Task objective: All lines in the data bearing the string "безопасности" should be identified and copied.

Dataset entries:
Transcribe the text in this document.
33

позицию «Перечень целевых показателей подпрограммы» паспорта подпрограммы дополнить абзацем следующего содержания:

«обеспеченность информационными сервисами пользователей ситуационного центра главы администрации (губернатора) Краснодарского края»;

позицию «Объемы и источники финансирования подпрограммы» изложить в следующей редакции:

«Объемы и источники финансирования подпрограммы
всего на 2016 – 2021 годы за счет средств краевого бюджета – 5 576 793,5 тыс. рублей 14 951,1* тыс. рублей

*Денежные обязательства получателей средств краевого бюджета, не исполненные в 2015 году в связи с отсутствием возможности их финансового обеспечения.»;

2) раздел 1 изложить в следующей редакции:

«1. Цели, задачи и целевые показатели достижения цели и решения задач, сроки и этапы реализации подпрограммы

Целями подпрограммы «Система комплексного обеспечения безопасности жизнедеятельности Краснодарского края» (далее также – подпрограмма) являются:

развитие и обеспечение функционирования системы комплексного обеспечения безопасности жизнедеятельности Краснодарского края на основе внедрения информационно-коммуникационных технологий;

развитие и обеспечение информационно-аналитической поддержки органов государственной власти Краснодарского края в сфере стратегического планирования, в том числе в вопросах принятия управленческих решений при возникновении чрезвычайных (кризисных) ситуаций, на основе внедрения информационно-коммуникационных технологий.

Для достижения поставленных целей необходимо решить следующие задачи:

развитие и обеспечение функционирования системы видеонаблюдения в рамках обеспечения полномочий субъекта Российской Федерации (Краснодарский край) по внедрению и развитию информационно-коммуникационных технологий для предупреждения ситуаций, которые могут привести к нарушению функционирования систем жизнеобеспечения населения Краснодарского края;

Expected output:
Целями подпрограммы «Система комплексного обеспечения безопасности жизнедеятельности Краснодарского края» (далее также – подпрограмма) являются:
развитие и обеспечение функционирования системы комплексного обеспечения безопасности жизнедеятельности Краснодарского края на основе внедрения информационно-коммуникационных технологий;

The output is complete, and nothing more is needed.